Return each line containing "Включить".

** Start DATA SHOWN **

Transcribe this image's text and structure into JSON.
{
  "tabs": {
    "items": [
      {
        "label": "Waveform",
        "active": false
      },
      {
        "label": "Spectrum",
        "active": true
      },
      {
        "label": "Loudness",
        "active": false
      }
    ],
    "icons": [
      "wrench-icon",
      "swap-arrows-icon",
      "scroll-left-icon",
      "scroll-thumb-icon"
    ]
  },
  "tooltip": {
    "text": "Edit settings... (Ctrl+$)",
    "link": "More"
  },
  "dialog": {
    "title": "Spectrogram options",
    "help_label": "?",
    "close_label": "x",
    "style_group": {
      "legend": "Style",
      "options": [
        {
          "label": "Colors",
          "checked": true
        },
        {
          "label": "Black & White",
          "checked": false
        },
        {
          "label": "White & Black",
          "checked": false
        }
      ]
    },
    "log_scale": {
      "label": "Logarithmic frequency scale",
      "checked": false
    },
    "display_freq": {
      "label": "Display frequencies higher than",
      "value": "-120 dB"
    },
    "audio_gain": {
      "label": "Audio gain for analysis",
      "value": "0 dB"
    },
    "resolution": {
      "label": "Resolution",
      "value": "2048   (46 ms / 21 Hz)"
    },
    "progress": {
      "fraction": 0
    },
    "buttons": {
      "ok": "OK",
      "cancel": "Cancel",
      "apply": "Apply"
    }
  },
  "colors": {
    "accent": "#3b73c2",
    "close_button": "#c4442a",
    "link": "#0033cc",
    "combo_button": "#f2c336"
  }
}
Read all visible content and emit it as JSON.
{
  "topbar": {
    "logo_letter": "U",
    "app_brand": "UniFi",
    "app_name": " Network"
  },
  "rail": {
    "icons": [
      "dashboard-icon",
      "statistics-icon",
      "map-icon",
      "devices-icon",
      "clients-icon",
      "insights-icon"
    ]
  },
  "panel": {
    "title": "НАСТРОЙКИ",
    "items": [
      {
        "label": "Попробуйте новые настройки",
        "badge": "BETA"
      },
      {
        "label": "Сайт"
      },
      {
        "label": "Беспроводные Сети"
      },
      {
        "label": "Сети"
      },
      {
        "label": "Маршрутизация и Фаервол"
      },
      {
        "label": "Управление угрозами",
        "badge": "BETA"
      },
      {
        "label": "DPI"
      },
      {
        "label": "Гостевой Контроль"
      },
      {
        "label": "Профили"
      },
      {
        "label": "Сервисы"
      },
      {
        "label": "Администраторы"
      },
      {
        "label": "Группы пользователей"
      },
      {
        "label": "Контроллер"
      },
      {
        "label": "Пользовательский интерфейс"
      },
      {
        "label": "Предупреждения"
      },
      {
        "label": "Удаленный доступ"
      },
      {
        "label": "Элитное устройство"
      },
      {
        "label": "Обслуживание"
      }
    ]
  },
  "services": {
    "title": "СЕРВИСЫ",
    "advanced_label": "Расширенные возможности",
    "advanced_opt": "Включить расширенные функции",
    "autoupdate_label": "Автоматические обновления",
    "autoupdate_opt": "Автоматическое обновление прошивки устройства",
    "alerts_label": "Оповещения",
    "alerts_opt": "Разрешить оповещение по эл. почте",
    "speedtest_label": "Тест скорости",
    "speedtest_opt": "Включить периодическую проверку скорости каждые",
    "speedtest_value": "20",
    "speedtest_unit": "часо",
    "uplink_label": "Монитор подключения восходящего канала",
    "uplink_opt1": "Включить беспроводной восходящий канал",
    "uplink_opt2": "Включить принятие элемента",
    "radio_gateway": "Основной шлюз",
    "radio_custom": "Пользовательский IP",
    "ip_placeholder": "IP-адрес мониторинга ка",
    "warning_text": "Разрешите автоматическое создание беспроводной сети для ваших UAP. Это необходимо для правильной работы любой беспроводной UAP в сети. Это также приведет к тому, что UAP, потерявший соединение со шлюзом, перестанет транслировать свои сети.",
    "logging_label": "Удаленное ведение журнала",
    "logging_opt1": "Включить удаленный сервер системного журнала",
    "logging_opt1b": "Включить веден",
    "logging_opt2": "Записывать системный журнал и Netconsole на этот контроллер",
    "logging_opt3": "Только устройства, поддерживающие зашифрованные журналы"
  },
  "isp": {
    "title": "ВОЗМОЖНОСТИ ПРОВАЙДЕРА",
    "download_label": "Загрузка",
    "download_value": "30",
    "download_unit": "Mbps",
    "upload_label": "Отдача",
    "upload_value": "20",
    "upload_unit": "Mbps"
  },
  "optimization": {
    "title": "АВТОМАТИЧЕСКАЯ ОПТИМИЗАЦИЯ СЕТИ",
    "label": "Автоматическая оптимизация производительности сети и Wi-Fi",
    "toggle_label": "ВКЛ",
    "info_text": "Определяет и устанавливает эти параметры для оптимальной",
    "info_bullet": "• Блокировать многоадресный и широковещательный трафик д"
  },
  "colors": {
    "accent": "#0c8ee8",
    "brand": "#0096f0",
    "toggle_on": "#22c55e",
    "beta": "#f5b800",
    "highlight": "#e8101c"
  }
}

** End DATA SHOWN **

▶ **FULL ANSWER**
    "advanced_opt": "Включить расширенные функции",
    "speedtest_opt": "Включить периодическую проверку скорости каждые",
    "uplink_opt1": "Включить беспроводной восходящий канал",
    "uplink_opt2": "Включить принятие элемента",
    "logging_opt1": "Включить удаленный сервер системного журнала",
    "logging_opt1b": "Включить веден",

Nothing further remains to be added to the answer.